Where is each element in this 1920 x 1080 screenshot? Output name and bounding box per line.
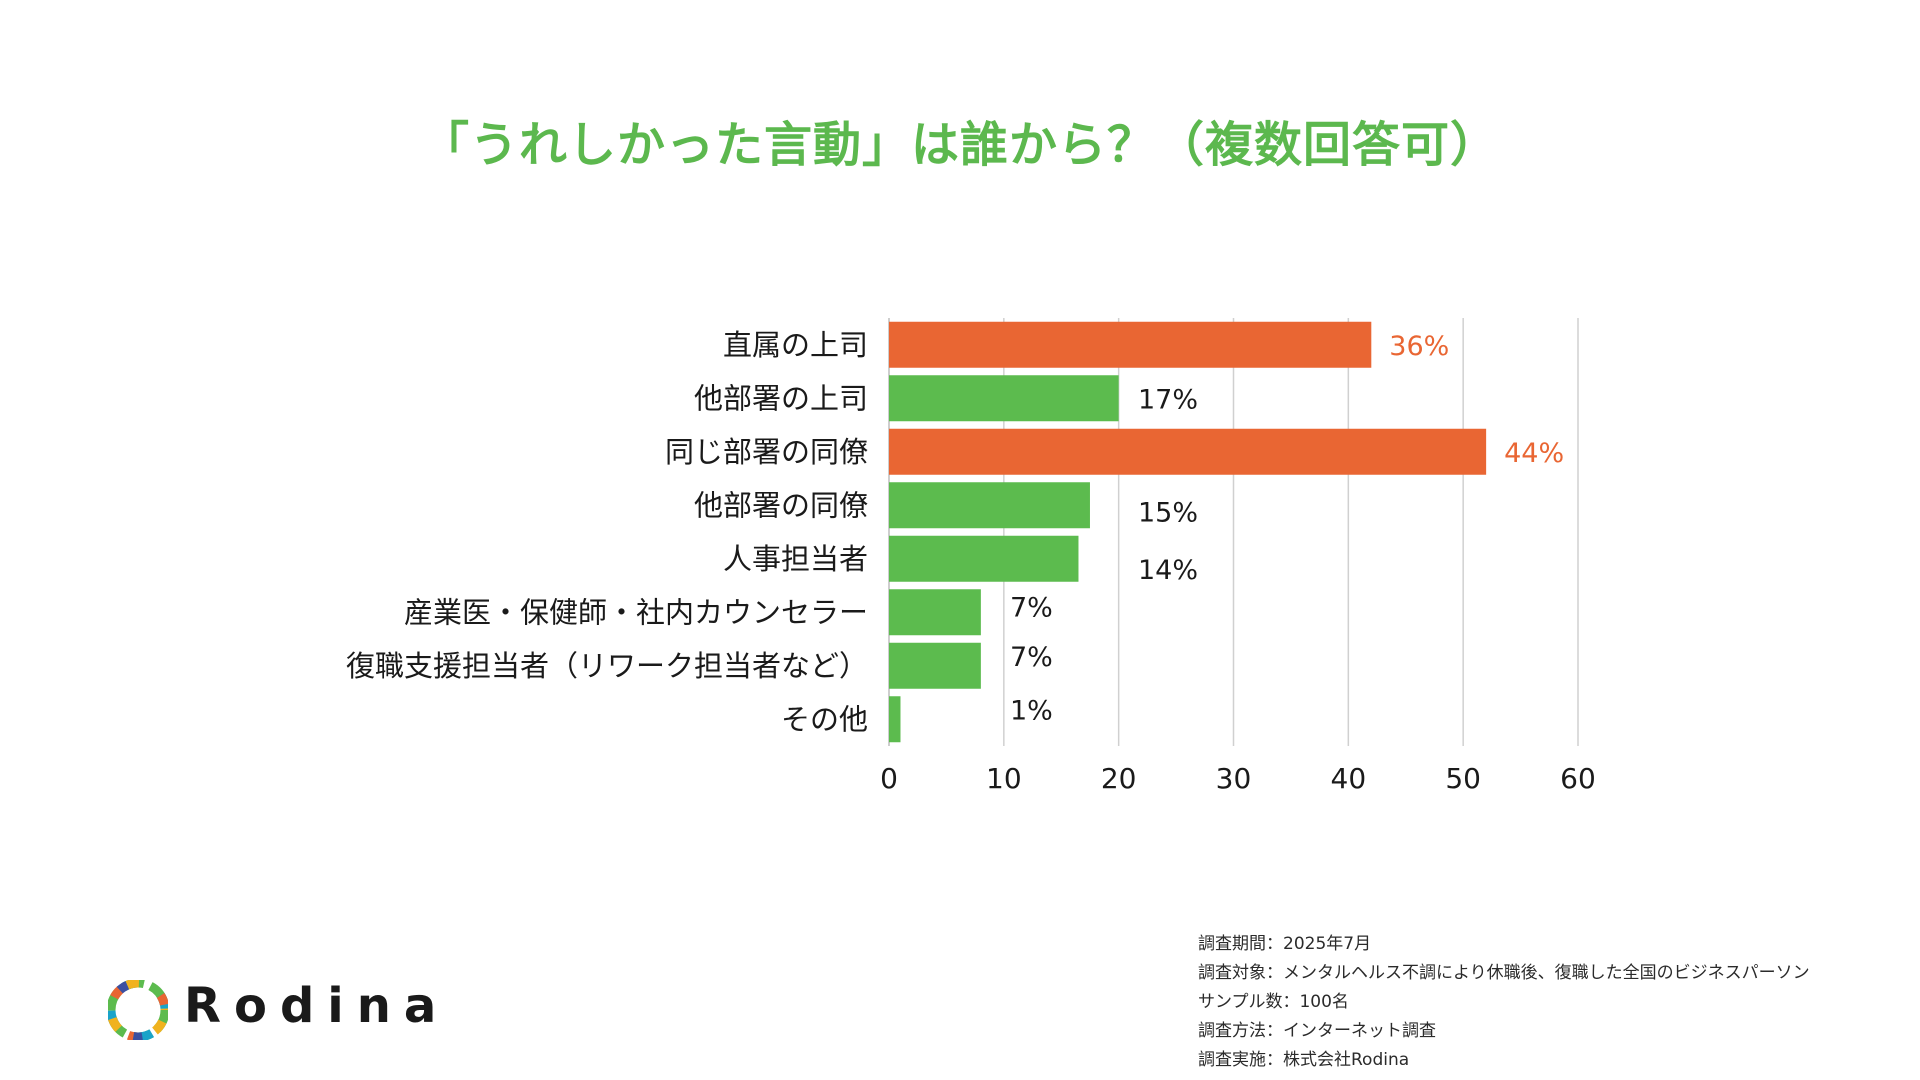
data-label: 44% (1504, 438, 1564, 469)
data-label: 1% (1010, 695, 1053, 726)
bars (889, 321, 1487, 743)
note-method: 調査方法：インターネット調査 (1198, 1021, 1436, 1041)
logo-text: Rodina (184, 978, 450, 1034)
category-label: 人事担当者 (723, 542, 868, 576)
category-label: 同じ部署の同僚 (665, 435, 868, 469)
bar (889, 589, 981, 636)
bar (889, 535, 1079, 582)
bar (889, 375, 1119, 422)
data-label: 17% (1138, 384, 1198, 415)
x-axis-ticks: 0 10 20 30 40 50 60 (880, 762, 1596, 795)
data-label: 36% (1389, 331, 1449, 362)
x-tick-label: 20 (1101, 762, 1137, 795)
category-label: 復職支援担当者（リワーク担当者など） (346, 649, 868, 683)
bar (889, 321, 1372, 368)
note-conductor: 調査実施：株式会社Rodina (1198, 1050, 1410, 1070)
bar (889, 696, 901, 743)
data-label: 7% (1010, 642, 1053, 673)
note-period: 調査期間：2025年7月 (1198, 934, 1372, 954)
bar (889, 642, 981, 689)
category-label: 産業医・保健師・社内カウンセラー (404, 595, 868, 629)
bar (889, 482, 1090, 529)
x-tick-label: 50 (1445, 762, 1481, 795)
category-label: 他部署の上司 (694, 381, 868, 415)
x-tick-label: 10 (986, 762, 1022, 795)
category-label: その他 (781, 702, 868, 736)
value-labels: 36% 17% 44% 15% 14% 7% 7% 1% (1010, 331, 1564, 727)
data-label: 15% (1138, 497, 1198, 528)
x-tick-label: 60 (1560, 762, 1596, 795)
note-target: 調査対象：メンタルヘルス不調により休職後、復職した全国のビジネスパーソン (1198, 963, 1810, 983)
chart-title: 「うれしかった言動」は誰から？（複数回答可） (420, 117, 1499, 173)
x-tick-label: 40 (1331, 762, 1367, 795)
bar (889, 428, 1487, 475)
category-label: 直属の上司 (723, 328, 868, 362)
data-label: 7% (1010, 592, 1053, 623)
note-sample: サンプル数：100名 (1198, 992, 1349, 1012)
data-label: 14% (1138, 555, 1198, 586)
survey-notes: 調査期間：2025年7月 調査対象：メンタルヘルス不調により休職後、復職した全国… (1198, 930, 1810, 1075)
category-labels: 直属の上司他部署の上司同じ部署の同僚他部署の同僚人事担当者産業医・保健師・社内カ… (346, 328, 868, 737)
rodina-circle-mark-icon (108, 980, 168, 1040)
category-label: 他部署の同僚 (694, 488, 868, 522)
x-tick-label: 0 (880, 762, 898, 795)
x-tick-label: 30 (1216, 762, 1252, 795)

● **DO THIS**:
Print the records above line for line, with no changes, and leave the pictures out.

● **RESPONSE FOR THIS EXERCISE**:
Where is each element in this 1920 x 1080 screenshot? Output name and bounding box per line.
data-label: 44% (1504, 438, 1564, 469)
data-label: 1% (1010, 695, 1053, 726)
bars (889, 321, 1487, 743)
note-method: 調査方法：インターネット調査 (1198, 1021, 1436, 1041)
logo-text: Rodina (184, 978, 450, 1034)
category-label: 人事担当者 (723, 542, 868, 576)
category-label: 同じ部署の同僚 (665, 435, 868, 469)
bar (889, 589, 981, 636)
bar (889, 535, 1079, 582)
bar (889, 375, 1119, 422)
data-label: 17% (1138, 384, 1198, 415)
x-axis-ticks: 0 10 20 30 40 50 60 (880, 762, 1596, 795)
data-label: 36% (1389, 331, 1449, 362)
x-tick-label: 20 (1101, 762, 1137, 795)
category-label: 復職支援担当者（リワーク担当者など） (346, 649, 868, 683)
bar (889, 321, 1372, 368)
note-conductor: 調査実施：株式会社Rodina (1198, 1050, 1410, 1070)
bar (889, 696, 901, 743)
data-label: 7% (1010, 642, 1053, 673)
note-period: 調査期間：2025年7月 (1198, 934, 1372, 954)
bar (889, 642, 981, 689)
category-label: 産業医・保健師・社内カウンセラー (404, 595, 868, 629)
bar (889, 482, 1090, 529)
x-tick-label: 50 (1445, 762, 1481, 795)
category-label: 他部署の上司 (694, 381, 868, 415)
x-tick-label: 10 (986, 762, 1022, 795)
category-label: その他 (781, 702, 868, 736)
value-labels: 36% 17% 44% 15% 14% 7% 7% 1% (1010, 331, 1564, 727)
data-label: 15% (1138, 497, 1198, 528)
x-tick-label: 60 (1560, 762, 1596, 795)
note-target: 調査対象：メンタルヘルス不調により休職後、復職した全国のビジネスパーソン (1198, 963, 1810, 983)
chart-title: 「うれしかった言動」は誰から？（複数回答可） (420, 117, 1499, 173)
x-tick-label: 40 (1331, 762, 1367, 795)
bar (889, 428, 1487, 475)
category-label: 直属の上司 (723, 328, 868, 362)
data-label: 7% (1010, 592, 1053, 623)
note-sample: サンプル数：100名 (1198, 992, 1349, 1012)
data-label: 14% (1138, 555, 1198, 586)
survey-notes: 調査期間：2025年7月 調査対象：メンタルヘルス不調により休職後、復職した全国… (1198, 930, 1810, 1075)
category-labels: 直属の上司他部署の上司同じ部署の同僚他部署の同僚人事担当者産業医・保健師・社内カ… (346, 328, 868, 737)
rodina-circle-mark-icon (108, 980, 168, 1040)
category-label: 他部署の同僚 (694, 488, 868, 522)
x-tick-label: 0 (880, 762, 898, 795)
x-tick-label: 30 (1216, 762, 1252, 795)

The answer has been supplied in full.